Stored records =

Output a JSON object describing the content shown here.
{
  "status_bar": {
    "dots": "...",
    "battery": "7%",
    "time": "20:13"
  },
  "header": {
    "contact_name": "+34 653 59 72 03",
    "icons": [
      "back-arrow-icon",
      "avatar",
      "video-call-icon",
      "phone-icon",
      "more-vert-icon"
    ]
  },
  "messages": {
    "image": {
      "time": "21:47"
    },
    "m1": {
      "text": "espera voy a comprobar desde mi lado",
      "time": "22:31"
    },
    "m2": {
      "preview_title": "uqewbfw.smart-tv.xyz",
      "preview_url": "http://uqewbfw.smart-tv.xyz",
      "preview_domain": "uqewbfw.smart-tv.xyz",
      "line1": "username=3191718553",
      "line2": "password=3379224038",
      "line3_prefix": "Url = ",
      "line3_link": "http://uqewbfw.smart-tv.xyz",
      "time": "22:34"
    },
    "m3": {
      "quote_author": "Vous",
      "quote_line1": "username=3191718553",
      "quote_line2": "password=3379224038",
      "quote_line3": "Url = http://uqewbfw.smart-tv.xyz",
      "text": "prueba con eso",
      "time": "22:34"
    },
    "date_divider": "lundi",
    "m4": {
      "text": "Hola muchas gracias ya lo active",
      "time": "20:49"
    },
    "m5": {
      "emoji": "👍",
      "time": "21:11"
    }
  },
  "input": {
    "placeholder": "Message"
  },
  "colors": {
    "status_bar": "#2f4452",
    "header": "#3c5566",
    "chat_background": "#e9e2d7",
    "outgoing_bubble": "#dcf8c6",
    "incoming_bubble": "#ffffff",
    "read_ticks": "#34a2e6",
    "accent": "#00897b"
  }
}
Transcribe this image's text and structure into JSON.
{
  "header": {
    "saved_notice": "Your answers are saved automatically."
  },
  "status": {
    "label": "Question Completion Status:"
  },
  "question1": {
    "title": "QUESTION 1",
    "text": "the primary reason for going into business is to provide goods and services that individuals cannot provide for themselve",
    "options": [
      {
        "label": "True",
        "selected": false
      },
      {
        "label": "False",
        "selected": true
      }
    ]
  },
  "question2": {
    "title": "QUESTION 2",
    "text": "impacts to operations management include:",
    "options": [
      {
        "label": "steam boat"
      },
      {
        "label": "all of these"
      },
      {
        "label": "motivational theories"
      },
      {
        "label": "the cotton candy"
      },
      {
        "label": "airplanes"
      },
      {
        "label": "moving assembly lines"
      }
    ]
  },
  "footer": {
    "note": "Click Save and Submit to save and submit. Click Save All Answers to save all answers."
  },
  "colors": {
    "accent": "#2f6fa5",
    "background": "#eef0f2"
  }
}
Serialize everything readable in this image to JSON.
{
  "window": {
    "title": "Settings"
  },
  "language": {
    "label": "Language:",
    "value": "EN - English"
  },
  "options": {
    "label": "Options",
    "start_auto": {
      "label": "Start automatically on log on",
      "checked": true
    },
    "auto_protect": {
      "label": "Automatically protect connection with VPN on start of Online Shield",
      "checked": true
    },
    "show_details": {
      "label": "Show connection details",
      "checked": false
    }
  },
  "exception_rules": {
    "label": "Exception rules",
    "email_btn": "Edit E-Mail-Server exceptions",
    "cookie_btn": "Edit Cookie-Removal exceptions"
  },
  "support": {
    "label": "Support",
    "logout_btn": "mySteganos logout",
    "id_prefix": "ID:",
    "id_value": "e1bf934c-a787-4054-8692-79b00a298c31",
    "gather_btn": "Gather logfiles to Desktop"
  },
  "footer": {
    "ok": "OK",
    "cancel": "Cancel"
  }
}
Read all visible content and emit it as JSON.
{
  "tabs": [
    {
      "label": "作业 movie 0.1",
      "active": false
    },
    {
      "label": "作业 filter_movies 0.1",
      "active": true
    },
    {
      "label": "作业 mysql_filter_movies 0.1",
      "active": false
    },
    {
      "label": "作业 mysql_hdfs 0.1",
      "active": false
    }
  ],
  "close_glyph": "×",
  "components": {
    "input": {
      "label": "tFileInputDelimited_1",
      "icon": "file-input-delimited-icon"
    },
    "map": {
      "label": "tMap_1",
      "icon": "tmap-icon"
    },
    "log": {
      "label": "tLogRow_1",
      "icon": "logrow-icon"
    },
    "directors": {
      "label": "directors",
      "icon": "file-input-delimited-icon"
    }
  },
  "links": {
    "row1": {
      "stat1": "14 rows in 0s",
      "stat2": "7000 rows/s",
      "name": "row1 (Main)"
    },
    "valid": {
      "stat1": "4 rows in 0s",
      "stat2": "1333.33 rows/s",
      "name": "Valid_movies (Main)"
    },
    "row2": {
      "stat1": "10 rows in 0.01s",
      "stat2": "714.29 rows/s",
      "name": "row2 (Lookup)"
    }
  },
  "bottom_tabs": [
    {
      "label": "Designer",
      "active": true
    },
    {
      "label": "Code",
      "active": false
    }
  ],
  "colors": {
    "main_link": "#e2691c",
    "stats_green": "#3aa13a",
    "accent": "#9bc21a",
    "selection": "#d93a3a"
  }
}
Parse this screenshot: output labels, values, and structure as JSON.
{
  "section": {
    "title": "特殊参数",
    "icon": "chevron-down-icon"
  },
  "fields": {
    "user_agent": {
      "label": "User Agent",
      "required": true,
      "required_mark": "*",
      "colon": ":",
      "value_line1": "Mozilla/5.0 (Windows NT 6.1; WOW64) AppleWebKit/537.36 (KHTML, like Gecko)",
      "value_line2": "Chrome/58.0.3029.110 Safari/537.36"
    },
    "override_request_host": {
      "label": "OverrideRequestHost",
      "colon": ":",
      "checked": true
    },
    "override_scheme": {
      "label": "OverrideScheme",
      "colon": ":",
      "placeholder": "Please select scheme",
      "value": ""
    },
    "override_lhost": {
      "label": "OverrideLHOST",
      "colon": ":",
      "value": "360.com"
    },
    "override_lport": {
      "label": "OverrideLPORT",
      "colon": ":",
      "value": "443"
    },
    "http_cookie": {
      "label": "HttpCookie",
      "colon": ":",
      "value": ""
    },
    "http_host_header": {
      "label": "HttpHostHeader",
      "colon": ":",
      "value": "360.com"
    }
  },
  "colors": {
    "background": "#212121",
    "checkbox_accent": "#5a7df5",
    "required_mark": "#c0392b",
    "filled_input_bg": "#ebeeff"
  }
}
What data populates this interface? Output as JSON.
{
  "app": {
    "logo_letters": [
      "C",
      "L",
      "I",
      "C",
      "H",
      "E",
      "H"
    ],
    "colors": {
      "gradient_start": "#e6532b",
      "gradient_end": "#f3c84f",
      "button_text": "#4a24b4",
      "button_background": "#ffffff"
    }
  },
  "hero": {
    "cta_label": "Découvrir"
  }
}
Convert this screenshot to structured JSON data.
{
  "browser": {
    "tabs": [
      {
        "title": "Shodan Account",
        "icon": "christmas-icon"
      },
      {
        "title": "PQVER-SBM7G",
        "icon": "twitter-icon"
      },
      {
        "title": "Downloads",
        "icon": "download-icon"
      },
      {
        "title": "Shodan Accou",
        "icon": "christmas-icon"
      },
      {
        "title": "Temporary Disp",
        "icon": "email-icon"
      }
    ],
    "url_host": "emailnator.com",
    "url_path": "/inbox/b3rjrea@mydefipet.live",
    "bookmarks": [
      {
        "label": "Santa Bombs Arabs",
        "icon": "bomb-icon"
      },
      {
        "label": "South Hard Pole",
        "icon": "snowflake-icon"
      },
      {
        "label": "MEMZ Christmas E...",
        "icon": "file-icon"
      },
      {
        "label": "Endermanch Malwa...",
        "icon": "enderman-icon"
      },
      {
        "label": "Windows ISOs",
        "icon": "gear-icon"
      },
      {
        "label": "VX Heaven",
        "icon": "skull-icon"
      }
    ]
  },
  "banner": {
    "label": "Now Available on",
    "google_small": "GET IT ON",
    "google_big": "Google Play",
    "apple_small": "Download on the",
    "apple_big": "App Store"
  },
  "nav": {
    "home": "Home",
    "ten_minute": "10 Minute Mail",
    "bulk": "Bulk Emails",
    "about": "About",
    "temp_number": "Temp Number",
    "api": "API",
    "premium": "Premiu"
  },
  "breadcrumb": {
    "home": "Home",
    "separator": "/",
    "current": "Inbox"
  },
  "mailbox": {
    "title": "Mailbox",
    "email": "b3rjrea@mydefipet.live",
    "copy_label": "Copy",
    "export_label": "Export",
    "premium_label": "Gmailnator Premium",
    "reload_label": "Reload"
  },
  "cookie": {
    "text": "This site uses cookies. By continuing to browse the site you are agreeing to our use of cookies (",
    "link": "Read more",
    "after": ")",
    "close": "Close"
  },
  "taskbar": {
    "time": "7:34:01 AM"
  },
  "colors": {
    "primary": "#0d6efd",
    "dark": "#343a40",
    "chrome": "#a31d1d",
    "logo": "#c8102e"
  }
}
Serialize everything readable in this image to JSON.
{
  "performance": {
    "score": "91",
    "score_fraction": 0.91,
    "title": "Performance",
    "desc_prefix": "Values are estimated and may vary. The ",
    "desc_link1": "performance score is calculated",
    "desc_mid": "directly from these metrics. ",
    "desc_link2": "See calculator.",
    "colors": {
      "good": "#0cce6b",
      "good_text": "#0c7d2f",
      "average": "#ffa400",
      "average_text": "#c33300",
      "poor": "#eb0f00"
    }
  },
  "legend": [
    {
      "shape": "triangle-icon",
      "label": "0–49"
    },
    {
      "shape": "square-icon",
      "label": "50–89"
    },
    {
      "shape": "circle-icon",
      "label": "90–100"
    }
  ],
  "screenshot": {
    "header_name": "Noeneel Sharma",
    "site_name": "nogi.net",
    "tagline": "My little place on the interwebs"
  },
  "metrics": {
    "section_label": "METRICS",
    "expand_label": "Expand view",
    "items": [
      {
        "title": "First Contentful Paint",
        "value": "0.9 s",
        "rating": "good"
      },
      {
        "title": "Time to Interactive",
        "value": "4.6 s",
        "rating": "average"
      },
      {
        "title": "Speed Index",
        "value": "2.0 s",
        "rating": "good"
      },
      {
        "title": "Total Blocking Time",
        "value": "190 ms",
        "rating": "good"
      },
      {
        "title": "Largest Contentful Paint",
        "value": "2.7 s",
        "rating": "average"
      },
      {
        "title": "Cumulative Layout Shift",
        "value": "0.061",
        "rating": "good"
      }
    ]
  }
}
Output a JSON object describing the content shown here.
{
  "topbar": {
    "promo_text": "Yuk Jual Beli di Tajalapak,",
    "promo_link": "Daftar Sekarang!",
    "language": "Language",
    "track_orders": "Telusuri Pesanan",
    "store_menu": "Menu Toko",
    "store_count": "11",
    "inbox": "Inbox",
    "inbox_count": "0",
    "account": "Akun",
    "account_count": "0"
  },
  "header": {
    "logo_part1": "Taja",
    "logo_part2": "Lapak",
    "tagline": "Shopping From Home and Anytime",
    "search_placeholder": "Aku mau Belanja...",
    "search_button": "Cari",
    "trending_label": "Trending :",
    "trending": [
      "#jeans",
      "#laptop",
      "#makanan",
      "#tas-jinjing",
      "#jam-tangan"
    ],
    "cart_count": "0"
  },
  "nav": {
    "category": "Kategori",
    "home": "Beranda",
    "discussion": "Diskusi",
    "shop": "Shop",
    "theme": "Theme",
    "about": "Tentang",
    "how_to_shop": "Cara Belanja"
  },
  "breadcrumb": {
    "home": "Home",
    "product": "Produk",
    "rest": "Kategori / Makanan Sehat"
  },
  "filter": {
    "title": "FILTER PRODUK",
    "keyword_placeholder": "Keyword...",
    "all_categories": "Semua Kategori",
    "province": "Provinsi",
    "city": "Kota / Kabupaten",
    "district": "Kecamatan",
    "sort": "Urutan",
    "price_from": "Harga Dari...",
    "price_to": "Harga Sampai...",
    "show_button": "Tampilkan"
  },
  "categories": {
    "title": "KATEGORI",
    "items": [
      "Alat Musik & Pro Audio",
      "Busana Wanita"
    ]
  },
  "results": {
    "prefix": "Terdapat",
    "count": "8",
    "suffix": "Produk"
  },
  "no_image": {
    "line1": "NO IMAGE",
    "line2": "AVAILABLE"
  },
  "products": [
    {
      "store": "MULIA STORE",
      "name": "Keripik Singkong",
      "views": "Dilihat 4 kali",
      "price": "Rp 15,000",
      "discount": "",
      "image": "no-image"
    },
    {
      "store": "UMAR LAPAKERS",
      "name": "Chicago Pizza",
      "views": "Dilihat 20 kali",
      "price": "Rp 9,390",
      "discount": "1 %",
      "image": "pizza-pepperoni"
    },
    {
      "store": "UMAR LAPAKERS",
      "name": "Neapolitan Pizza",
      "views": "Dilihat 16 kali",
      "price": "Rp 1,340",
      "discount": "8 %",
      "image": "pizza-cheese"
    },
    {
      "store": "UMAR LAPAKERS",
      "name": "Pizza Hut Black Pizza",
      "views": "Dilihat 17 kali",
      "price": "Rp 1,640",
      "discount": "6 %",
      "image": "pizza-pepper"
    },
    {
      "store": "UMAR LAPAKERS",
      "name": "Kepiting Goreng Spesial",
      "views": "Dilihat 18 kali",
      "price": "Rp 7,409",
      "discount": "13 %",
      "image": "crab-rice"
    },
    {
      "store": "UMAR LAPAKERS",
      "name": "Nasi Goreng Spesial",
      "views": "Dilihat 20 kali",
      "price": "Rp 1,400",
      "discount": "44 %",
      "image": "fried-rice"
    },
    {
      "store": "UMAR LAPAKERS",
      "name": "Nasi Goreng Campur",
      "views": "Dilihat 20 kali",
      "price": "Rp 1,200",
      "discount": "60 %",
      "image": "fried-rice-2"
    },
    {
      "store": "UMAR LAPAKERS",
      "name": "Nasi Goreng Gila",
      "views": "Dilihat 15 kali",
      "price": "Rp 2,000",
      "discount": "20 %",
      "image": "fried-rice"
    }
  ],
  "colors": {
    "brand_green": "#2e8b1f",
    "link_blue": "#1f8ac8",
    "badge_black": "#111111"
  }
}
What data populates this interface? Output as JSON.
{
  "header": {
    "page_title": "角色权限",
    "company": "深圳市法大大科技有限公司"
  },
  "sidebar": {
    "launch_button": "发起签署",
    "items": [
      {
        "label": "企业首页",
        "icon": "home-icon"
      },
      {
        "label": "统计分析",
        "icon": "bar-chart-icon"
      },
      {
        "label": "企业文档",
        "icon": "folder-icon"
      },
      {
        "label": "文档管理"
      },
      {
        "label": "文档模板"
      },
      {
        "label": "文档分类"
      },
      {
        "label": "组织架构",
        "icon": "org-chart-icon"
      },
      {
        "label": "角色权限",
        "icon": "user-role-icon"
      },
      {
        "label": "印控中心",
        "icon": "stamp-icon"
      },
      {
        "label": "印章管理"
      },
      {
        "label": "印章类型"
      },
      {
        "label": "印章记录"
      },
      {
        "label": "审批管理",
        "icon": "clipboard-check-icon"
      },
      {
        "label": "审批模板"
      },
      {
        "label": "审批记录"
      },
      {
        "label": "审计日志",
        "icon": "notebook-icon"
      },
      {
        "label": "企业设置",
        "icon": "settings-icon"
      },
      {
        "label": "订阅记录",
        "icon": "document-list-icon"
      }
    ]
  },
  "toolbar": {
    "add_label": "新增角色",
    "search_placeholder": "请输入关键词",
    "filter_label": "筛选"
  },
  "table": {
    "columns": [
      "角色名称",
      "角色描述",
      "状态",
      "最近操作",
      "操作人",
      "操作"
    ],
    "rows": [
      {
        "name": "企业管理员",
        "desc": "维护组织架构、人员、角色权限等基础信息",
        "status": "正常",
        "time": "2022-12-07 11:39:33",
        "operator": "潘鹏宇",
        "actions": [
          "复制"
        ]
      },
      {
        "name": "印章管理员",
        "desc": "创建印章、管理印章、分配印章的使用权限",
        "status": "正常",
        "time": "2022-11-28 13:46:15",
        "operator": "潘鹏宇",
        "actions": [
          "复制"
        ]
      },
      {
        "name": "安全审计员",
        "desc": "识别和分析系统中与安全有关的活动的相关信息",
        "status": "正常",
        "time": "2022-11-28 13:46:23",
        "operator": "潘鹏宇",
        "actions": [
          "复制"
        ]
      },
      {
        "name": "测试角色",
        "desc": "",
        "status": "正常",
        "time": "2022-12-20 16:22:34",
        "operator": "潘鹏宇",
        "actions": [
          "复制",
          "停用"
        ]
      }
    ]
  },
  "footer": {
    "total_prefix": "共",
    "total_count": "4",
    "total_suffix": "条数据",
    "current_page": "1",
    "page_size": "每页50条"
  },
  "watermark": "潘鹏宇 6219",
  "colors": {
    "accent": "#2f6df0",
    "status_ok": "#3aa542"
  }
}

Task instructions =
Isolate the lines above that contain the word "mydefipet" and copy them.

Exercise output =
    "url_path": "/inbox/b3rjrea@mydefipet.live",
    "email": "b3rjrea@mydefipet.live",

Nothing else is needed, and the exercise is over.